- _EXERCISE TASK_
How many lines of these records hold the string "融资余额"? Reply with the number alone.
########
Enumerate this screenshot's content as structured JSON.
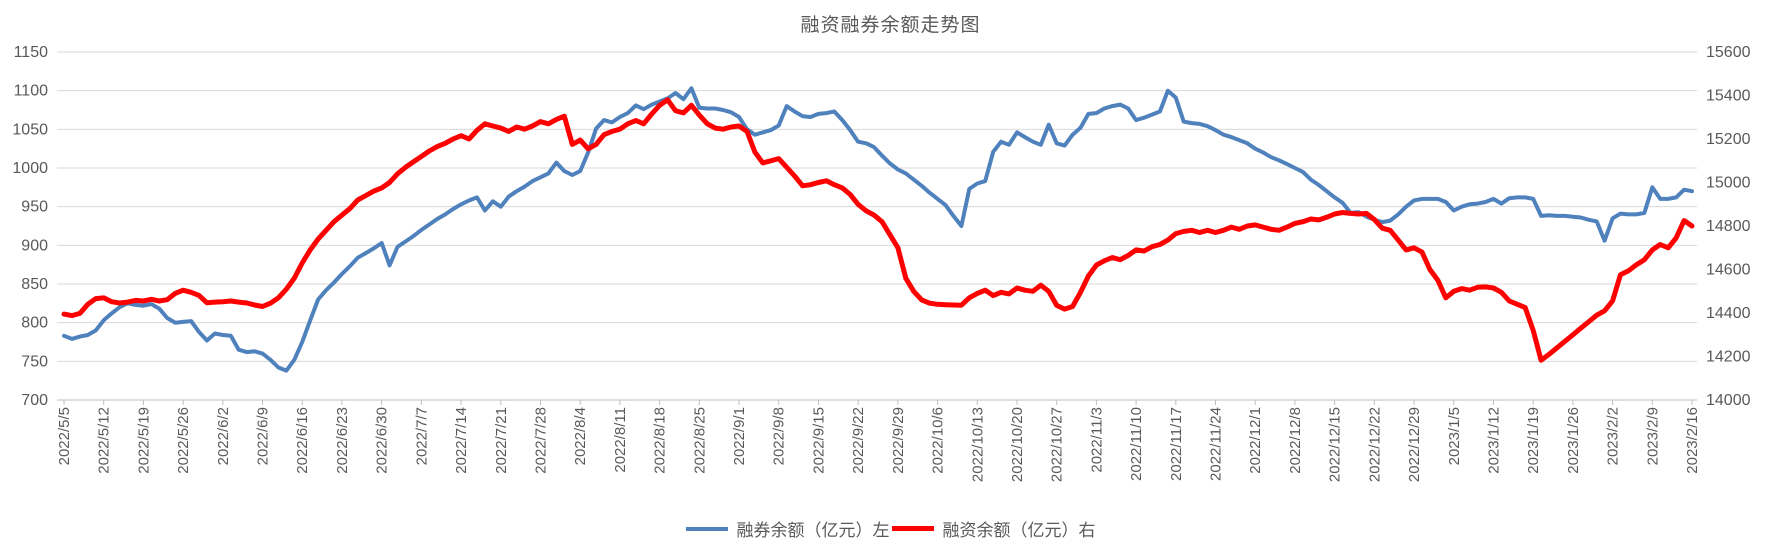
{
  "chart": {
    "title": "融资融券余额走势图",
    "legend": {
      "series1_label": "融券余额（亿元）左",
      "series2_label": "融资余额（亿元）右"
    },
    "colors": {
      "series1": "#4F81BD",
      "series2": "#FF0000",
      "gridline": "#D9D9D9",
      "axis_line": "#BFBFBF",
      "text": "#595959"
    }
  },
  "chart_data": {
    "type": "line",
    "title": "融资融券余额走势图",
    "grid": true,
    "legend_position": "bottom",
    "left_axis": {
      "min": 700,
      "max": 1150,
      "step": 50,
      "labels": [
        "1150",
        "1100",
        "1050",
        "1000",
        "950",
        "900",
        "850",
        "800",
        "750",
        "700"
      ]
    },
    "right_axis": {
      "min": 14000,
      "max": 15600,
      "step": 200,
      "labels": [
        "15600",
        "15400",
        "15200",
        "15000",
        "14800",
        "14600",
        "14400",
        "14200",
        "14000"
      ]
    },
    "x_tick_labels": [
      "2022/5/5",
      "2022/5/12",
      "2022/5/19",
      "2022/5/26",
      "2022/6/2",
      "2022/6/9",
      "2022/6/16",
      "2022/6/23",
      "2022/6/30",
      "2022/7/7",
      "2022/7/14",
      "2022/7/21",
      "2022/7/28",
      "2022/8/4",
      "2022/8/11",
      "2022/8/18",
      "2022/8/25",
      "2022/9/1",
      "2022/9/8",
      "2022/9/15",
      "2022/9/22",
      "2022/9/29",
      "2022/10/6",
      "2022/10/13",
      "2022/10/20",
      "2022/10/27",
      "2022/11/3",
      "2022/11/10",
      "2022/11/17",
      "2022/11/24",
      "2022/12/1",
      "2022/12/8",
      "2022/12/15",
      "2022/12/22",
      "2022/12/29",
      "2023/1/5",
      "2023/1/12",
      "2023/1/19",
      "2023/1/26",
      "2023/2/2",
      "2023/2/9",
      "2023/2/16"
    ],
    "x_dates": [
      "2022/5/5",
      "2022/5/6",
      "2022/5/9",
      "2022/5/10",
      "2022/5/11",
      "2022/5/12",
      "2022/5/13",
      "2022/5/16",
      "2022/5/17",
      "2022/5/18",
      "2022/5/19",
      "2022/5/20",
      "2022/5/23",
      "2022/5/24",
      "2022/5/25",
      "2022/5/26",
      "2022/5/27",
      "2022/5/30",
      "2022/5/31",
      "2022/6/1",
      "2022/6/2",
      "2022/6/3",
      "2022/6/6",
      "2022/6/7",
      "2022/6/8",
      "2022/6/9",
      "2022/6/10",
      "2022/6/13",
      "2022/6/14",
      "2022/6/15",
      "2022/6/16",
      "2022/6/17",
      "2022/6/20",
      "2022/6/21",
      "2022/6/22",
      "2022/6/23",
      "2022/6/24",
      "2022/6/27",
      "2022/6/28",
      "2022/6/29",
      "2022/6/30",
      "2022/7/1",
      "2022/7/4",
      "2022/7/5",
      "2022/7/6",
      "2022/7/7",
      "2022/7/8",
      "2022/7/11",
      "2022/7/12",
      "2022/7/13",
      "2022/7/14",
      "2022/7/15",
      "2022/7/18",
      "2022/7/19",
      "2022/7/20",
      "2022/7/21",
      "2022/7/22",
      "2022/7/25",
      "2022/7/26",
      "2022/7/27",
      "2022/7/28",
      "2022/7/29",
      "2022/8/1",
      "2022/8/2",
      "2022/8/3",
      "2022/8/4",
      "2022/8/5",
      "2022/8/8",
      "2022/8/9",
      "2022/8/10",
      "2022/8/11",
      "2022/8/12",
      "2022/8/15",
      "2022/8/16",
      "2022/8/17",
      "2022/8/18",
      "2022/8/19",
      "2022/8/22",
      "2022/8/23",
      "2022/8/24",
      "2022/8/25",
      "2022/8/26",
      "2022/8/29",
      "2022/8/30",
      "2022/8/31",
      "2022/9/1",
      "2022/9/2",
      "2022/9/5",
      "2022/9/6",
      "2022/9/7",
      "2022/9/8",
      "2022/9/9",
      "2022/9/12",
      "2022/9/13",
      "2022/9/14",
      "2022/9/15",
      "2022/9/16",
      "2022/9/19",
      "2022/9/20",
      "2022/9/21",
      "2022/9/22",
      "2022/9/23",
      "2022/9/26",
      "2022/9/27",
      "2022/9/28",
      "2022/9/29",
      "2022/9/30",
      "2022/10/3",
      "2022/10/4",
      "2022/10/5",
      "2022/10/6",
      "2022/10/7",
      "2022/10/10",
      "2022/10/11",
      "2022/10/12",
      "2022/10/13",
      "2022/10/14",
      "2022/10/17",
      "2022/10/18",
      "2022/10/19",
      "2022/10/20",
      "2022/10/21",
      "2022/10/24",
      "2022/10/25",
      "2022/10/26",
      "2022/10/27",
      "2022/10/28",
      "2022/10/31",
      "2022/11/1",
      "2022/11/2",
      "2022/11/3",
      "2022/11/4",
      "2022/11/7",
      "2022/11/8",
      "2022/11/9",
      "2022/11/10",
      "2022/11/11",
      "2022/11/14",
      "2022/11/15",
      "2022/11/16",
      "2022/11/17",
      "2022/11/18",
      "2022/11/21",
      "2022/11/22",
      "2022/11/23",
      "2022/11/24",
      "2022/11/25",
      "2022/11/28",
      "2022/11/29",
      "2022/11/30",
      "2022/12/1",
      "2022/12/2",
      "2022/12/5",
      "2022/12/6",
      "2022/12/7",
      "2022/12/8",
      "2022/12/9",
      "2022/12/12",
      "2022/12/13",
      "2022/12/14",
      "2022/12/15",
      "2022/12/16",
      "2022/12/19",
      "2022/12/20",
      "2022/12/21",
      "2022/12/22",
      "2022/12/23",
      "2022/12/26",
      "2022/12/27",
      "2022/12/28",
      "2022/12/29",
      "2022/12/30",
      "2023/1/2",
      "2023/1/3",
      "2023/1/4",
      "2023/1/5",
      "2023/1/6",
      "2023/1/9",
      "2023/1/10",
      "2023/1/11",
      "2023/1/12",
      "2023/1/13",
      "2023/1/16",
      "2023/1/17",
      "2023/1/18",
      "2023/1/19",
      "2023/1/20",
      "2023/1/23",
      "2023/1/24",
      "2023/1/25",
      "2023/1/26",
      "2023/1/27",
      "2023/1/30",
      "2023/1/31",
      "2023/2/1",
      "2023/2/2",
      "2023/2/3",
      "2023/2/6",
      "2023/2/7",
      "2023/2/8",
      "2023/2/9",
      "2023/2/10",
      "2023/2/13",
      "2023/2/14",
      "2023/2/15",
      "2023/2/16"
    ],
    "series": [
      {
        "name": "融券余额（亿元）左",
        "axis": "left",
        "color": "#4F81BD",
        "values": [
          783,
          779,
          782,
          784,
          790,
          803,
          812,
          820,
          825,
          823,
          822,
          824,
          818,
          806,
          800,
          801,
          802,
          788,
          777,
          786,
          784,
          783,
          765,
          762,
          763,
          760,
          752,
          742,
          738,
          752,
          775,
          803,
          830,
          842,
          852,
          863,
          873,
          884,
          890,
          896,
          903,
          874,
          898,
          905,
          912,
          920,
          927,
          934,
          940,
          947,
          953,
          958,
          962,
          945,
          957,
          950,
          963,
          970,
          976,
          983,
          988,
          993,
          1007,
          996,
          991,
          996,
          1020,
          1051,
          1062,
          1059,
          1066,
          1071,
          1081,
          1076,
          1082,
          1086,
          1090,
          1097,
          1089,
          1103,
          1078,
          1077,
          1077,
          1075,
          1072,
          1066,
          1050,
          1043,
          1046,
          1049,
          1055,
          1080,
          1073,
          1067,
          1066,
          1070,
          1071,
          1073,
          1062,
          1049,
          1034,
          1032,
          1027,
          1016,
          1006,
          998,
          993,
          985,
          977,
          968,
          960,
          952,
          938,
          925,
          973,
          980,
          983,
          1021,
          1034,
          1030,
          1046,
          1040,
          1034,
          1030,
          1056,
          1032,
          1029,
          1043,
          1052,
          1070,
          1071,
          1077,
          1080,
          1082,
          1077,
          1062,
          1065,
          1069,
          1073,
          1100,
          1091,
          1060,
          1058,
          1057,
          1054,
          1049,
          1043,
          1040,
          1036,
          1032,
          1025,
          1020,
          1014,
          1010,
          1005,
          1000,
          995,
          985,
          978,
          970,
          962,
          955,
          942,
          943,
          937,
          933,
          930,
          932,
          940,
          950,
          958,
          960,
          960,
          960,
          956,
          945,
          950,
          953,
          954,
          956,
          960,
          954,
          961,
          962,
          962,
          960,
          938,
          939,
          938,
          938,
          937,
          936,
          933,
          931,
          906,
          935,
          941,
          940,
          940,
          942,
          975,
          960,
          960,
          962,
          972,
          970
        ]
      },
      {
        "name": "融资余额（亿元）右",
        "axis": "right",
        "color": "#FF0000",
        "values": [
          14395,
          14388,
          14398,
          14440,
          14466,
          14470,
          14452,
          14446,
          14450,
          14458,
          14455,
          14463,
          14455,
          14461,
          14490,
          14505,
          14495,
          14481,
          14447,
          14450,
          14452,
          14455,
          14450,
          14446,
          14437,
          14430,
          14445,
          14470,
          14510,
          14560,
          14630,
          14690,
          14740,
          14780,
          14820,
          14850,
          14880,
          14920,
          14940,
          14960,
          14975,
          15000,
          15040,
          15070,
          15095,
          15120,
          15145,
          15165,
          15180,
          15200,
          15215,
          15200,
          15240,
          15270,
          15260,
          15250,
          15235,
          15255,
          15245,
          15260,
          15280,
          15270,
          15290,
          15305,
          15175,
          15195,
          15155,
          15175,
          15220,
          15235,
          15245,
          15270,
          15285,
          15270,
          15315,
          15355,
          15380,
          15330,
          15320,
          15355,
          15310,
          15270,
          15250,
          15245,
          15255,
          15260,
          15235,
          15140,
          15090,
          15100,
          15110,
          15070,
          15030,
          14985,
          14990,
          15000,
          15008,
          14990,
          14975,
          14945,
          14900,
          14870,
          14850,
          14820,
          14760,
          14700,
          14560,
          14500,
          14460,
          14445,
          14440,
          14438,
          14437,
          14436,
          14470,
          14490,
          14505,
          14480,
          14495,
          14488,
          14515,
          14505,
          14500,
          14528,
          14500,
          14435,
          14418,
          14430,
          14495,
          14570,
          14620,
          14640,
          14655,
          14645,
          14665,
          14690,
          14685,
          14705,
          14715,
          14735,
          14765,
          14775,
          14780,
          14770,
          14780,
          14770,
          14780,
          14795,
          14785,
          14800,
          14805,
          14795,
          14785,
          14780,
          14795,
          14812,
          14820,
          14832,
          14828,
          14840,
          14855,
          14862,
          14858,
          14855,
          14858,
          14830,
          14790,
          14780,
          14735,
          14690,
          14700,
          14680,
          14600,
          14550,
          14470,
          14500,
          14512,
          14505,
          14518,
          14520,
          14515,
          14495,
          14455,
          14440,
          14425,
          14320,
          14183,
          14210,
          14240,
          14270,
          14300,
          14330,
          14360,
          14390,
          14410,
          14456,
          14576,
          14594,
          14622,
          14645,
          14690,
          14715,
          14700,
          14745,
          14825,
          14800
        ]
      }
    ]
  }
}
########
- _ANSWER FOR THIS EXERCISE_
2